● **Dataset entries on figures**:
○ ○ ○ ○
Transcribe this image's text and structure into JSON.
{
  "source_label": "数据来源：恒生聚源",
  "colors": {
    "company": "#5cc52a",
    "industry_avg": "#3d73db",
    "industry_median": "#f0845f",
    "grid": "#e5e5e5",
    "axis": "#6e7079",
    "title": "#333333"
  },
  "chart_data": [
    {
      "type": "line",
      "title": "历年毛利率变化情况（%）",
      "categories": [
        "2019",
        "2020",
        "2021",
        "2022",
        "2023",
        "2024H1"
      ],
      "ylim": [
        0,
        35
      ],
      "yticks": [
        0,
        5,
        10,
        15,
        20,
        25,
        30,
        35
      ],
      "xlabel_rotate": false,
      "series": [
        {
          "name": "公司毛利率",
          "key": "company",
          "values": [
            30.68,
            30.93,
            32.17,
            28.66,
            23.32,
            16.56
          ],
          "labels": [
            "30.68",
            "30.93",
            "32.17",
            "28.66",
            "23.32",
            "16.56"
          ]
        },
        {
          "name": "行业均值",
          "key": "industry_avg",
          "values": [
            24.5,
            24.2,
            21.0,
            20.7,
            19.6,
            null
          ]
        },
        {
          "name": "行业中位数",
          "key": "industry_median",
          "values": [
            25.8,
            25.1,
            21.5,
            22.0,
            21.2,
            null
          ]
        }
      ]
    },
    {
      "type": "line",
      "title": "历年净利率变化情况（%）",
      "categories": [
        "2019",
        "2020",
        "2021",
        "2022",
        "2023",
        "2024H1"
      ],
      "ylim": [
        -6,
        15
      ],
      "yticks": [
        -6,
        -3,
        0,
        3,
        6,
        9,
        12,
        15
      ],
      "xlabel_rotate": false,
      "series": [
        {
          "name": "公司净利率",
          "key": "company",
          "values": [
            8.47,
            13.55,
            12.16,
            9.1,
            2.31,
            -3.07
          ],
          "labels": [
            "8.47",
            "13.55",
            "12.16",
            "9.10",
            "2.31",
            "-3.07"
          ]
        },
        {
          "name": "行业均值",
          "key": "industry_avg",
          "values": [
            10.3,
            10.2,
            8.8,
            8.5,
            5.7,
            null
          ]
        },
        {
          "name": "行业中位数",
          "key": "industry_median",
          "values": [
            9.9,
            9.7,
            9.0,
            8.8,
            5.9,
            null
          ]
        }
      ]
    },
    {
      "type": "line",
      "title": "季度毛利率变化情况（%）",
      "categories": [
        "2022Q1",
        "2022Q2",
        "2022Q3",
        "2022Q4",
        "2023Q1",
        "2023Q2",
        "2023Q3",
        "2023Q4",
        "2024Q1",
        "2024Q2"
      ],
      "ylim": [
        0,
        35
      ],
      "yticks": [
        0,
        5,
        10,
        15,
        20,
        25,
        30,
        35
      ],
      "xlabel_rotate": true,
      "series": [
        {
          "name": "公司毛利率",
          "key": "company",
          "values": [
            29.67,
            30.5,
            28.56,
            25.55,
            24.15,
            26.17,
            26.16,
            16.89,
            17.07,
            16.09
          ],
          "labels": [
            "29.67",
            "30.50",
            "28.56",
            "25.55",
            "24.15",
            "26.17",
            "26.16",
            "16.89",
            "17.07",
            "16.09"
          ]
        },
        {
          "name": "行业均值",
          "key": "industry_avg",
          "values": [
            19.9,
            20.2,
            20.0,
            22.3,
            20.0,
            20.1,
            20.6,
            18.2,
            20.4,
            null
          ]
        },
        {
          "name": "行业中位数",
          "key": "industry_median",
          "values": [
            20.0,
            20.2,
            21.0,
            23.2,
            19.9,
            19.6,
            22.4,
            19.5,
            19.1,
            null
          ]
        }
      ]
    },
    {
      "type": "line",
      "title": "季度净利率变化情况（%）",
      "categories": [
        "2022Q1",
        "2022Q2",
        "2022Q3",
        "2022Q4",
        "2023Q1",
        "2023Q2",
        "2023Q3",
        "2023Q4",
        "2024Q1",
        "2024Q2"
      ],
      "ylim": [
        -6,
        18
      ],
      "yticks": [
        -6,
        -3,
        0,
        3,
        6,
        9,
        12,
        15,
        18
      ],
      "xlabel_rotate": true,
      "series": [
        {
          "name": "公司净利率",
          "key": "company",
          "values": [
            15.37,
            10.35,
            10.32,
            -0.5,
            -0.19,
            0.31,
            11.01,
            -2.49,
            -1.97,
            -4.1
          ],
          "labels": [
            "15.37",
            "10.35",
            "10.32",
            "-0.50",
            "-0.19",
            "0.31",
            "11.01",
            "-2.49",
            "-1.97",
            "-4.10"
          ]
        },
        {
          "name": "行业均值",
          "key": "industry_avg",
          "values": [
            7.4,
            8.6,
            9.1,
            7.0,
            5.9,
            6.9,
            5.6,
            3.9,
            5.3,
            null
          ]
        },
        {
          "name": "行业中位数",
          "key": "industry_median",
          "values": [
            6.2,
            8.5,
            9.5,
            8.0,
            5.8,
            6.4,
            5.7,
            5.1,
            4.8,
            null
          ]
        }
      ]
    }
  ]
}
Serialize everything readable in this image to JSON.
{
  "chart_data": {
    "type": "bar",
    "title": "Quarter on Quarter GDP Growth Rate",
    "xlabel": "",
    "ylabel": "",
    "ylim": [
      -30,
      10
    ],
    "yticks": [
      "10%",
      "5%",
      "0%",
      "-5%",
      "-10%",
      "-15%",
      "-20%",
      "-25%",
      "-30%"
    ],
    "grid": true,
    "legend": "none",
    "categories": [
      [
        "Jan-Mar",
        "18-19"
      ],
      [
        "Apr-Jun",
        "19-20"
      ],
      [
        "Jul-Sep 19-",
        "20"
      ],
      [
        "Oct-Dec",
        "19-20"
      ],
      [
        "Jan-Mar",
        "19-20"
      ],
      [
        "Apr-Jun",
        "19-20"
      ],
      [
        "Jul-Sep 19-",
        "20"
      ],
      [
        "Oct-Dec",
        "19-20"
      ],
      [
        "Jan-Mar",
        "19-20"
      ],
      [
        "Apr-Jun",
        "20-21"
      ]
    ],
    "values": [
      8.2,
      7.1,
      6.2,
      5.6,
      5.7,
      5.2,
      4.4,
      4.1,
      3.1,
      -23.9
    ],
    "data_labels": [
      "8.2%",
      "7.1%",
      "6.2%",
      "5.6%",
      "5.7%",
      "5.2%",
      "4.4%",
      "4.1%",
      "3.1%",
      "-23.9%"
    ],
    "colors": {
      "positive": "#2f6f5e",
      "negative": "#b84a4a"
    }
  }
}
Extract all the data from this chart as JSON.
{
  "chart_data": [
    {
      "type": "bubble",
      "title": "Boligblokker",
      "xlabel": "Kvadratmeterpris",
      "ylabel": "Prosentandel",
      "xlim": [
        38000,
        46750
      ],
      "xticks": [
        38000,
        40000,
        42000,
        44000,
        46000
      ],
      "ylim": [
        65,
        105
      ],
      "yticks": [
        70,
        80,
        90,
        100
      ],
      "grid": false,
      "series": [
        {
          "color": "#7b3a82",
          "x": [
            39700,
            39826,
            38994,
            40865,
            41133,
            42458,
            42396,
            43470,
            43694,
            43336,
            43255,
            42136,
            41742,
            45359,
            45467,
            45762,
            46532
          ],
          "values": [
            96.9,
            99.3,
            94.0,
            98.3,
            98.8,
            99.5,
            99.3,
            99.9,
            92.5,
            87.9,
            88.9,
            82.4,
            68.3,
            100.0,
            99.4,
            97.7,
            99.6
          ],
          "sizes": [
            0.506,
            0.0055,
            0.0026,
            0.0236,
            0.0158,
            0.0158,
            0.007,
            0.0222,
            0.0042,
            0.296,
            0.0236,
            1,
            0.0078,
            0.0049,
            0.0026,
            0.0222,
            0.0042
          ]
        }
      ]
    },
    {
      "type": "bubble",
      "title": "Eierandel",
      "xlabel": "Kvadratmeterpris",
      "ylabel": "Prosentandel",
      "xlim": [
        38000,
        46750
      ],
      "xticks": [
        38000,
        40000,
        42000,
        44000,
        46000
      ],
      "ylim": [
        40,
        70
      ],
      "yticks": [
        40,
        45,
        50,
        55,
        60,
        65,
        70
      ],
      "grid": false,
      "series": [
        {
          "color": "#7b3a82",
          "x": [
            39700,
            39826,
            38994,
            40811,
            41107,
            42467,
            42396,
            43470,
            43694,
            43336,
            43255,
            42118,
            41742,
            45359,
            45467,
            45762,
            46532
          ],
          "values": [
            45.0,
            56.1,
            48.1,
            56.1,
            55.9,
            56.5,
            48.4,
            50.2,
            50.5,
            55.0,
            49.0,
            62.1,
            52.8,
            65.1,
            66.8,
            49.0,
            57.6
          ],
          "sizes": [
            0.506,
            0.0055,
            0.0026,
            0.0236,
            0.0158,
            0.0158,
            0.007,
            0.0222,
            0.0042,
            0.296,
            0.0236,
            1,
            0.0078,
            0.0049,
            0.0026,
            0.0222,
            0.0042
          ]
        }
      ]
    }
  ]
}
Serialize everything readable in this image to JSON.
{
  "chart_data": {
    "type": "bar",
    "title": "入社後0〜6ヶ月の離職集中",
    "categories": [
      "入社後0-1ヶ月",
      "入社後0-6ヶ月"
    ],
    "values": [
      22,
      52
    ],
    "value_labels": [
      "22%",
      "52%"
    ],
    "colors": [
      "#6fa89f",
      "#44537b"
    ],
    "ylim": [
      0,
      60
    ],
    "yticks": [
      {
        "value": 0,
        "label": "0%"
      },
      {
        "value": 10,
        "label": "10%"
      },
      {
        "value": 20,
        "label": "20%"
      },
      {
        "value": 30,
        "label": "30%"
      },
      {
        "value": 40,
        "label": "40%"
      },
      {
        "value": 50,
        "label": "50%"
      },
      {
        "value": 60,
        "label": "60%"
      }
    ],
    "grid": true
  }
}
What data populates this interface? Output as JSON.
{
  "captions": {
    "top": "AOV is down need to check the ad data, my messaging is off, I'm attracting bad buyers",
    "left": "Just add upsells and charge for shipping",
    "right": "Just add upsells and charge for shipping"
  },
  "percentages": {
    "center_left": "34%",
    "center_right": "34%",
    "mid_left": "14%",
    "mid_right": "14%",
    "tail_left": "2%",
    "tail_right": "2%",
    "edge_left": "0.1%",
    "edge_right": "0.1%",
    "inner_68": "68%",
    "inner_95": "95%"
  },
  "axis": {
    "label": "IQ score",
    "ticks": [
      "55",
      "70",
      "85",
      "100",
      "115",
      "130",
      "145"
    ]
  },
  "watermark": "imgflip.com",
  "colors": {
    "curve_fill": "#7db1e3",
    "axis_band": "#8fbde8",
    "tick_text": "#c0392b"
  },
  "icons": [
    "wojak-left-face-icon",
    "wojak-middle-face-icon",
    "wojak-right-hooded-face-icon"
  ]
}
○ ○ ○ ○
● **Goal**: Using the listing above, show every line that includes the string "upsells".

● **Task answer**:
    "left": "Just add upsells and charge for shipping",
    "right": "Just add upsells and charge for shipping"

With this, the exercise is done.